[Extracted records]
>> START
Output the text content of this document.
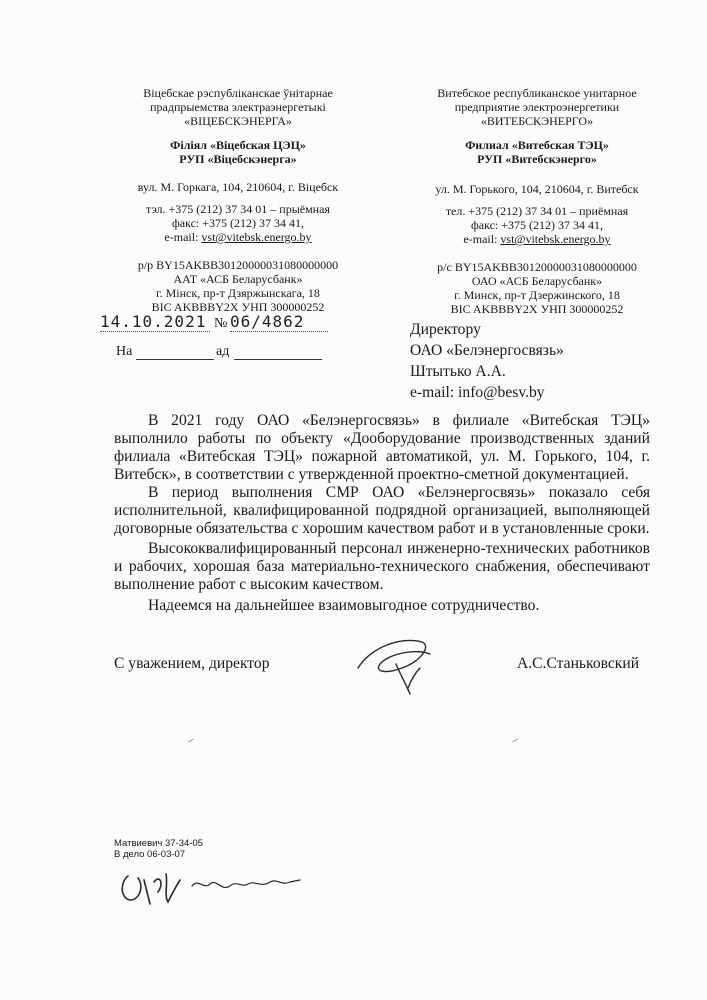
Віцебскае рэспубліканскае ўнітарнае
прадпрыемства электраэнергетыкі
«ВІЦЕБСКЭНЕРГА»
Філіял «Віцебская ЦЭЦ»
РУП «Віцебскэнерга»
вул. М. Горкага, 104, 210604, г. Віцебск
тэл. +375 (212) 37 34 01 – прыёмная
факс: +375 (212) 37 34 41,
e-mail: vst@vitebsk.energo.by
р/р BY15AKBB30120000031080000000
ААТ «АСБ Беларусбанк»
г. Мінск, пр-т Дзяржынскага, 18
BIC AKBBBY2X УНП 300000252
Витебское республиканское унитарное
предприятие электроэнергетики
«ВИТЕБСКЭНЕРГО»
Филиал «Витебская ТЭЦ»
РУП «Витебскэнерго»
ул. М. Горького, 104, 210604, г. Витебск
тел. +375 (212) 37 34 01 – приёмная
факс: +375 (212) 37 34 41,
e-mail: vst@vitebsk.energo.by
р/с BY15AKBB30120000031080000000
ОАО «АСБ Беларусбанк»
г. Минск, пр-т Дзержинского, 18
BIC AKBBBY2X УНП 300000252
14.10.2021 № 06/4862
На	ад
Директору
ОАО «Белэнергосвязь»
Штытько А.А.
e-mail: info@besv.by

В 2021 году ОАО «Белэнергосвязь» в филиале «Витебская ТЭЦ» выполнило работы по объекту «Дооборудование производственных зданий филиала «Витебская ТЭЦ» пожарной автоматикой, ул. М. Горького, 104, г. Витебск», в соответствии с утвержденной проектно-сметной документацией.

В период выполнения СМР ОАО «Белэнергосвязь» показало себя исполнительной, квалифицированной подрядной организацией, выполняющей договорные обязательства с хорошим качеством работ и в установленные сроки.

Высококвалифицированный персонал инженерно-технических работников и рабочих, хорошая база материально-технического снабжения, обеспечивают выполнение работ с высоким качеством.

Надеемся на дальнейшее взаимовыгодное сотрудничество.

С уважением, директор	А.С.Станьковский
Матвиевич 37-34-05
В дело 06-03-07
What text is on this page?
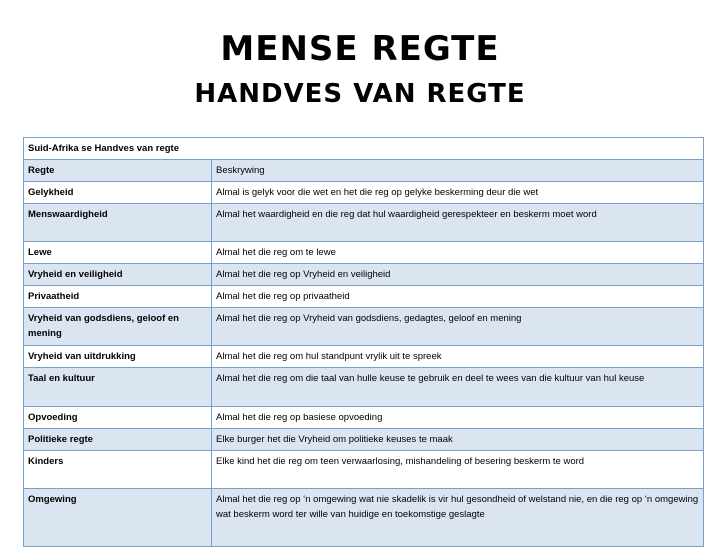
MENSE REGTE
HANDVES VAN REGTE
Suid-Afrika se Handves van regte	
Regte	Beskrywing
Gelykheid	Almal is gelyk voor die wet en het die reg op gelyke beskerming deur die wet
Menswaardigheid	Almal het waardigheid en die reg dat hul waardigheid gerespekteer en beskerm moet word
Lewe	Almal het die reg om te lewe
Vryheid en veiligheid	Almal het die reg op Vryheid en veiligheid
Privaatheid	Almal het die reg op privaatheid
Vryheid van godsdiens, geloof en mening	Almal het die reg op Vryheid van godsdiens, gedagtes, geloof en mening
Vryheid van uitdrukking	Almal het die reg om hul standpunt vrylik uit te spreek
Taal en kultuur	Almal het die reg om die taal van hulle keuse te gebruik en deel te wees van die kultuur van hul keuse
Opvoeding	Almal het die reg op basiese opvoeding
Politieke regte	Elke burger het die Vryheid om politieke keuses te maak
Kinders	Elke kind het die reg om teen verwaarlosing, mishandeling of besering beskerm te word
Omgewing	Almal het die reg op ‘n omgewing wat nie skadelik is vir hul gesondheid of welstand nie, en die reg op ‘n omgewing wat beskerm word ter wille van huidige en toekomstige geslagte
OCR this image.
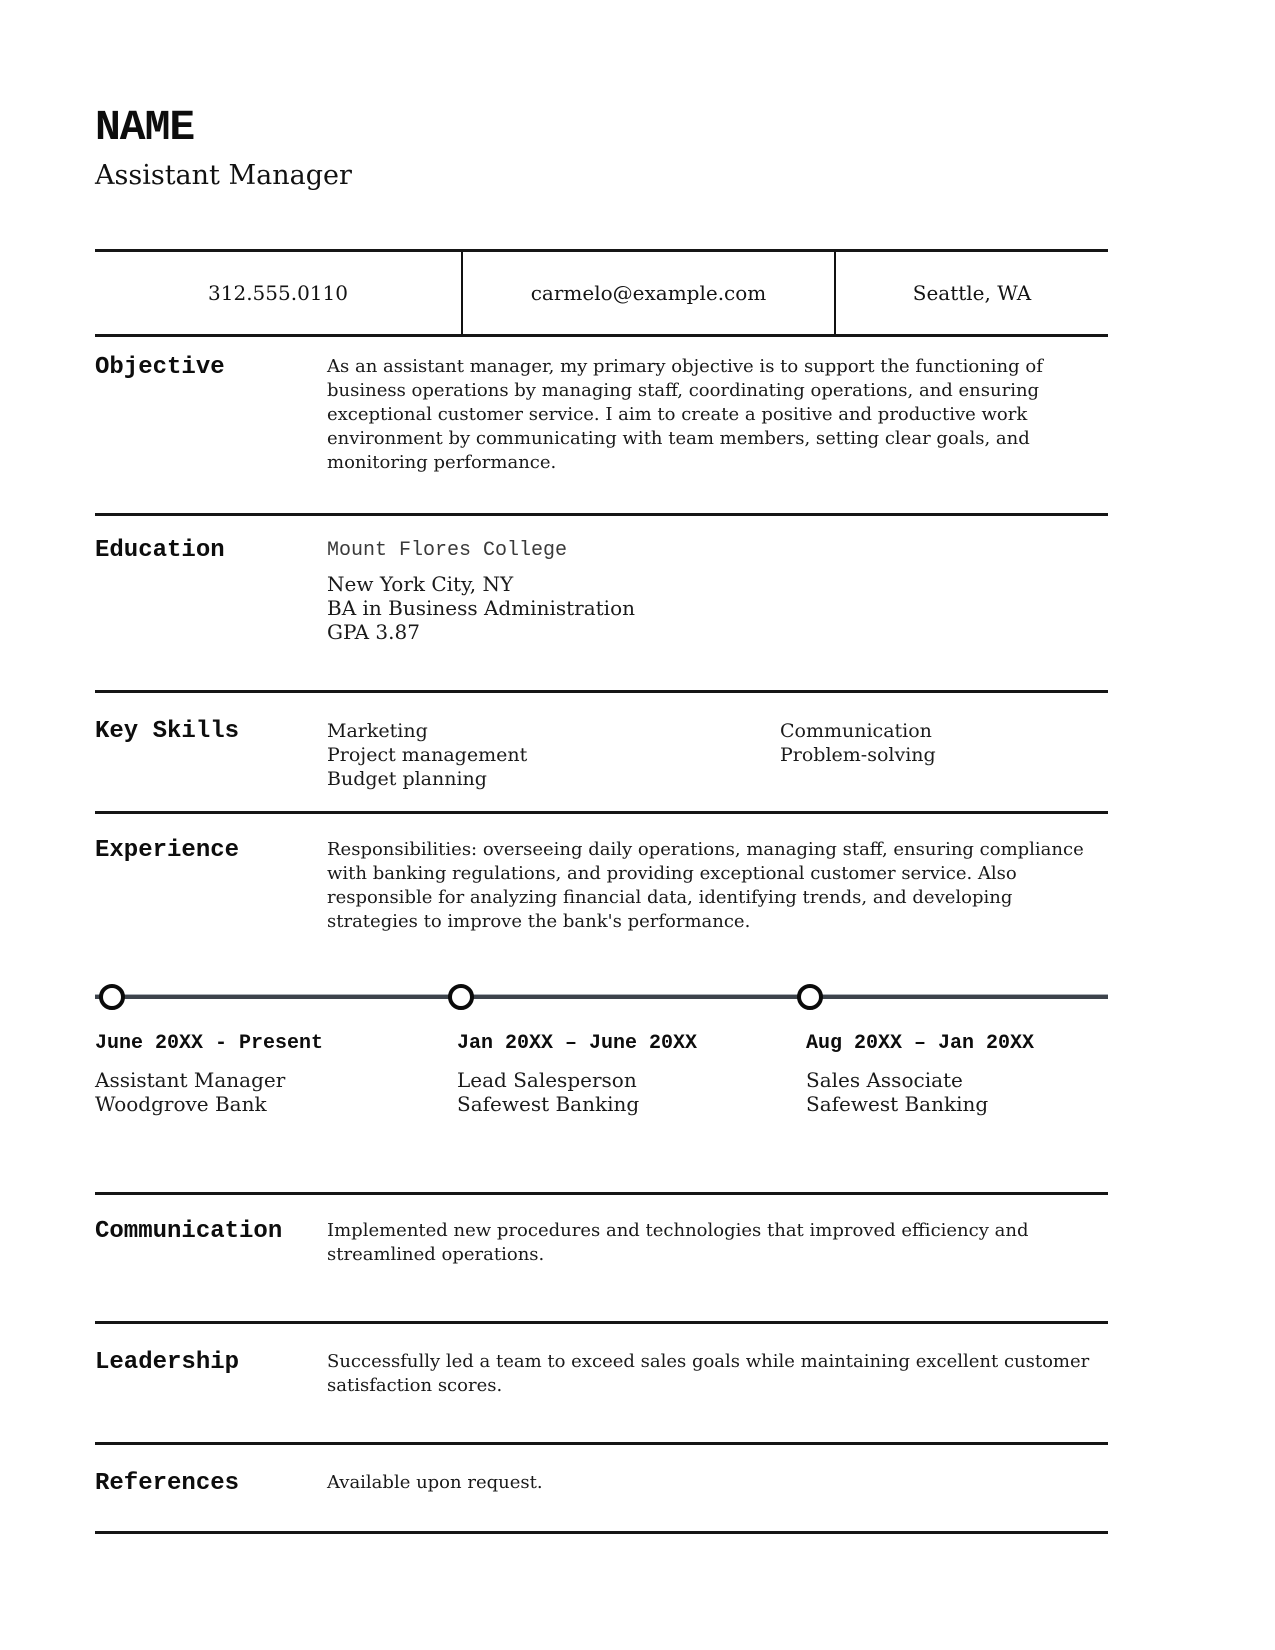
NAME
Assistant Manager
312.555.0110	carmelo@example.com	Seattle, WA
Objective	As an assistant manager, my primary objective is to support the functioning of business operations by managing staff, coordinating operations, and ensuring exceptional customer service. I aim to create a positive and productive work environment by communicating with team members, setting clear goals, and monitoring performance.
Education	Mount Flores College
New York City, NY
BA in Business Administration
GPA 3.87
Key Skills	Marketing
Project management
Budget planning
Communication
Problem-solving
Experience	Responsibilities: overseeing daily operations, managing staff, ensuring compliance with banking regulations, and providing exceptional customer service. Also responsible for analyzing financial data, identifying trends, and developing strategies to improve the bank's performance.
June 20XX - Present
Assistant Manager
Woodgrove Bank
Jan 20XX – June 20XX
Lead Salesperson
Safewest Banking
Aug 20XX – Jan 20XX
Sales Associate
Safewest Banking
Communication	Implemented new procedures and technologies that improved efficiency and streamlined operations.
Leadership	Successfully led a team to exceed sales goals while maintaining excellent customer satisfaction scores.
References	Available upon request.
>> END
> [What is needed] Skip all pictures. Write out only the lines from the one containing "OCR this image." to the end of the listing above, inclusive, exactly as given.

> [Result for this task]
OCR this image.
NAME
Assistant Manager
312.555.0110	carmelo@example.com	Seattle, WA
Objective	As an assistant manager, my primary objective is to support the functioning of business operations by managing staff, coordinating operations, and ensuring exceptional customer service. I aim to create a positive and productive work environment by communicating with team members, setting clear goals, and monitoring performance.
Education	Mount Flores College
New York City, NY
BA in Business Administration
GPA 3.87
Key Skills	Marketing
Project management
Budget planning
Communication
Problem-solving
Experience	Responsibilities: overseeing daily operations, managing staff, ensuring compliance with banking regulations, and providing exceptional customer service. Also responsible for analyzing financial data, identifying trends, and developing strategies to improve the bank's performance.
June 20XX - Present
Assistant Manager
Woodgrove Bank
Jan 20XX – June 20XX
Lead Salesperson
Safewest Banking
Aug 20XX – Jan 20XX
Sales Associate
Safewest Banking
Communication	Implemented new procedures and technologies that improved efficiency and streamlined operations.
Leadership	Successfully led a team to exceed sales goals while maintaining excellent customer satisfaction scores.
References	Available upon request.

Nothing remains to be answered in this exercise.